=== RECORDS SUPPLIED ===

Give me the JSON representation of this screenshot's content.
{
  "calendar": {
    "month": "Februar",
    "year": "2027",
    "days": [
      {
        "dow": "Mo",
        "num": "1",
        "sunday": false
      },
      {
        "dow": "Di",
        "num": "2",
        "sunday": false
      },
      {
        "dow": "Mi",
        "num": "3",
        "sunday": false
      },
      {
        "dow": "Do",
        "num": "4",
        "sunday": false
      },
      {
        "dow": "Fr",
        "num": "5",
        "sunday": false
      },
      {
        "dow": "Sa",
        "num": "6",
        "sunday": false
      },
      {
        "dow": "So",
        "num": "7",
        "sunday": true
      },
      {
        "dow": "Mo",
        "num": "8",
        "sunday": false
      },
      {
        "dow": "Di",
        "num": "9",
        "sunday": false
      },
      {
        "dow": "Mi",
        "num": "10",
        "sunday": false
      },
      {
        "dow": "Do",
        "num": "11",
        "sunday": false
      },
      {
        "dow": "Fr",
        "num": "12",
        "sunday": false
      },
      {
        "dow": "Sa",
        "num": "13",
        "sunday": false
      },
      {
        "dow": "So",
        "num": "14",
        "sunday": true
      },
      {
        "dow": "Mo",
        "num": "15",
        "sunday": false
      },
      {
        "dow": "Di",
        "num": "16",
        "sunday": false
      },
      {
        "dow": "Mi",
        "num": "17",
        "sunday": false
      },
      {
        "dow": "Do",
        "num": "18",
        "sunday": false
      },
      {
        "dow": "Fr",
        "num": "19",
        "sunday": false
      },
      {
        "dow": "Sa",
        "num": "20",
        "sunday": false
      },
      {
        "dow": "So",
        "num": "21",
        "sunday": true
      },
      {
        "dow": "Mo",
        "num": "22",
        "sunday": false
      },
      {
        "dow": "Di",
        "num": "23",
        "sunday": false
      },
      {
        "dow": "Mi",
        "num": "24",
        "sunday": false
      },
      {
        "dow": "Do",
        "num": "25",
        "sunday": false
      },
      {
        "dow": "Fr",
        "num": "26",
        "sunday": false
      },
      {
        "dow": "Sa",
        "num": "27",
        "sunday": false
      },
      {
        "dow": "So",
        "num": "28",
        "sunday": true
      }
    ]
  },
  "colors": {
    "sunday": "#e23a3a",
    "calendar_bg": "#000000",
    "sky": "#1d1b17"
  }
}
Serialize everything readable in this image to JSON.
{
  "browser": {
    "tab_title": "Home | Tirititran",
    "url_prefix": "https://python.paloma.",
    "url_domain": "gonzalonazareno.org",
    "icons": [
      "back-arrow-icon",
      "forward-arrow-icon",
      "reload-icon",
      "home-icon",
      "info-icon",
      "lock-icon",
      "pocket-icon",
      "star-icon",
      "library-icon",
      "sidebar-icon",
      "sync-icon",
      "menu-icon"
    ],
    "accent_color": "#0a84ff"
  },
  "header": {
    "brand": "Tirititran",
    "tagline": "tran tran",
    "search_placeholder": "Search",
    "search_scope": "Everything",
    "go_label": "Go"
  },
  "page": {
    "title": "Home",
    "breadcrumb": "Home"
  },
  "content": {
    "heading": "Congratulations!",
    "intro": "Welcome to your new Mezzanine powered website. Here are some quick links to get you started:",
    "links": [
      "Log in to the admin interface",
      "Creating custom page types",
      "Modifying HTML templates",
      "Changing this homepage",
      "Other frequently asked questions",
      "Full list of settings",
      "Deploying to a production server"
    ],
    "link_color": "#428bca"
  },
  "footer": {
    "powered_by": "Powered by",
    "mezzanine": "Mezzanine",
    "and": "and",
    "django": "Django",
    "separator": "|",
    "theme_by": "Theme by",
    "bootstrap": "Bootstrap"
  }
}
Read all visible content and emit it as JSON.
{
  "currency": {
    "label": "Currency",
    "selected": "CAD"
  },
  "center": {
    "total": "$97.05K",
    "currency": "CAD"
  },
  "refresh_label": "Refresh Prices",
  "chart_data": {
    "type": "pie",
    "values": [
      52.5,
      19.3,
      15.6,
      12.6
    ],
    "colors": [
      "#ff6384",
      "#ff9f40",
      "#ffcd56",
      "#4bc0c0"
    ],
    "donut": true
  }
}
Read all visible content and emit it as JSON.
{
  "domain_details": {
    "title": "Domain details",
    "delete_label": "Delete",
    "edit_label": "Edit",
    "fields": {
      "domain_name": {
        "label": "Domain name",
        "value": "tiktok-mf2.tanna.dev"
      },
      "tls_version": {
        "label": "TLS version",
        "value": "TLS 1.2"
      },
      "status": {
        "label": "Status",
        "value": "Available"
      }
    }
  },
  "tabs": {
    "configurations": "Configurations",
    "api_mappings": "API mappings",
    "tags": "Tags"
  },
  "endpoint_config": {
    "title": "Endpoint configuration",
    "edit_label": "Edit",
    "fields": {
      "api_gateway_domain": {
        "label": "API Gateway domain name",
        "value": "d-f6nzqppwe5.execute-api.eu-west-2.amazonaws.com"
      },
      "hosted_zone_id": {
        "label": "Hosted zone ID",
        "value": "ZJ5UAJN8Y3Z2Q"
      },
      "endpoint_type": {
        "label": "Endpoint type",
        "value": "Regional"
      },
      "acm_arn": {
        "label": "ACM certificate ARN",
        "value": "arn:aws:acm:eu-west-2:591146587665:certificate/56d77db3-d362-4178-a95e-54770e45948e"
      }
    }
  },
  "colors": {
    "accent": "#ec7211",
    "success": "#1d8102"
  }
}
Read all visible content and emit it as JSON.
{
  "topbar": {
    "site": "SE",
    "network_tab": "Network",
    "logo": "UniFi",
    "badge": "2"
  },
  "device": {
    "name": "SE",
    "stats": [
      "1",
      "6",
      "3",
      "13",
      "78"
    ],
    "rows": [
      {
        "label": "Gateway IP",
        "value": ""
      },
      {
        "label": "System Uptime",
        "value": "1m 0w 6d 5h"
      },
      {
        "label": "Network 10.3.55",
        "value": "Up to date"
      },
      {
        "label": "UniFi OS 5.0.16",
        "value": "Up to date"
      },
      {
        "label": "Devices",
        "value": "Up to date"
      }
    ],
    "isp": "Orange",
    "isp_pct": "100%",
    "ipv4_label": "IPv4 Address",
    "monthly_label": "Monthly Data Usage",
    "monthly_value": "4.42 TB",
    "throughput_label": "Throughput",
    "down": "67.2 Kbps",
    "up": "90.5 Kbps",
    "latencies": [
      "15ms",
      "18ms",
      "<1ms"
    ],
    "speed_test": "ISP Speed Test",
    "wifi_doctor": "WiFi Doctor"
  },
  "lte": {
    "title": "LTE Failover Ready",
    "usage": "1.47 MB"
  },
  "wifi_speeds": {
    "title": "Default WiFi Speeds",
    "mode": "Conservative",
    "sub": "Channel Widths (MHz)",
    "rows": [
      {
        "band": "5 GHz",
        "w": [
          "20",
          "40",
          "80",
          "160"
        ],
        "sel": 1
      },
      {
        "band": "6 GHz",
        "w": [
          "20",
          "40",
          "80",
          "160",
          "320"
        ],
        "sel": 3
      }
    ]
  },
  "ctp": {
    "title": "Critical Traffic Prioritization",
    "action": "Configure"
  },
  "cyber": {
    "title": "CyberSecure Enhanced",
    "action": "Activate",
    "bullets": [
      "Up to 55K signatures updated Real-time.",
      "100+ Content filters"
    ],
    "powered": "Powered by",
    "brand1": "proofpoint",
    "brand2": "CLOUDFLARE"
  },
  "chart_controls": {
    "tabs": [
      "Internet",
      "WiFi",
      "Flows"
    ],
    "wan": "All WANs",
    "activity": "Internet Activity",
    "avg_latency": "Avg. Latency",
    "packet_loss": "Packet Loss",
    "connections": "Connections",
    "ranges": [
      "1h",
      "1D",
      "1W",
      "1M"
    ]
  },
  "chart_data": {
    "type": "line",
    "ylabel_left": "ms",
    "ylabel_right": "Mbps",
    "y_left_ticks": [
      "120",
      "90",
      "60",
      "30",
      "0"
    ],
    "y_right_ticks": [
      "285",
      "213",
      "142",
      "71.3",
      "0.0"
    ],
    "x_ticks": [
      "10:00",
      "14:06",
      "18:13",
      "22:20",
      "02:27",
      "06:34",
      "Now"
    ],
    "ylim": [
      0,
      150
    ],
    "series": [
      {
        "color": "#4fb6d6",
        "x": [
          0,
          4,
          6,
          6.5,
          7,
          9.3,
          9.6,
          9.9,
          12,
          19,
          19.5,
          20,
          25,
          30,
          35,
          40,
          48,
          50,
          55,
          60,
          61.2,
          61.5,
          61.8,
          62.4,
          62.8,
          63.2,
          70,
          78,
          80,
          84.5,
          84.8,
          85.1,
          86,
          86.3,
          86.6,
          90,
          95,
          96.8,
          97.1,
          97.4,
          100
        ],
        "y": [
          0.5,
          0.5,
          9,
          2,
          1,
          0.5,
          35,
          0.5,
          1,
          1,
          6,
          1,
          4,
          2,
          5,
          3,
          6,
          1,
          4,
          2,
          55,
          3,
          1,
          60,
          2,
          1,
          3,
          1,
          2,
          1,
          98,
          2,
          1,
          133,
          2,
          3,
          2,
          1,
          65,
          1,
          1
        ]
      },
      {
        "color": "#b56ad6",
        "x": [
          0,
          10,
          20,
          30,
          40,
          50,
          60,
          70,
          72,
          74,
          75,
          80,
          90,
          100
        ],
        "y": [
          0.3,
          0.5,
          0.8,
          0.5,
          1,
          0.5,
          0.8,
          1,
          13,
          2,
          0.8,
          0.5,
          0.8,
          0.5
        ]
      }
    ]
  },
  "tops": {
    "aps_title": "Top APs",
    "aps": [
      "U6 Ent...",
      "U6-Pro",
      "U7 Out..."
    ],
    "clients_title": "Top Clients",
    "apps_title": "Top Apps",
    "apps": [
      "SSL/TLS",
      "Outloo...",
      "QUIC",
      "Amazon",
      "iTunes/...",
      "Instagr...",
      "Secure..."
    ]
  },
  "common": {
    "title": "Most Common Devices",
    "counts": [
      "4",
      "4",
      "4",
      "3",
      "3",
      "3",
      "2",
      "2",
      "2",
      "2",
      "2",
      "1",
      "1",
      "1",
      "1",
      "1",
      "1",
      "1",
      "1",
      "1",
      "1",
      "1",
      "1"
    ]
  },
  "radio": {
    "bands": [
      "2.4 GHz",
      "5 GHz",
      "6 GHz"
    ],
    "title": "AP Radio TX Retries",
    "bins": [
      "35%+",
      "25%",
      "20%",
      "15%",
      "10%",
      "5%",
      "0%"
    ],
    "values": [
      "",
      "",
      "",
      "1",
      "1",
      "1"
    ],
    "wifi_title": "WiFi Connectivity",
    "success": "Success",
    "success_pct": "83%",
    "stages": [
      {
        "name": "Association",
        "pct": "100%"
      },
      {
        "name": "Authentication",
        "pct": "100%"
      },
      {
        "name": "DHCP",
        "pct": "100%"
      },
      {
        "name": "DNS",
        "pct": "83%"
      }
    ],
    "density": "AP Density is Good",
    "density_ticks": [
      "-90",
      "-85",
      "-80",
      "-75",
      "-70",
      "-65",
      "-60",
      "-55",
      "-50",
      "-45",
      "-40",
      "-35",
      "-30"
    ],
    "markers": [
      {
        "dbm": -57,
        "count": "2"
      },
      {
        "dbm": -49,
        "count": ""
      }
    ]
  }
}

===

TASK TO CARRY OUT: Gather every line containing the word "this" and copy it.

SOLUTION:
Give me the JSON representation of this screenshot's content.
Serialize everything readable in this image to JSON.
      "Changing this homepage",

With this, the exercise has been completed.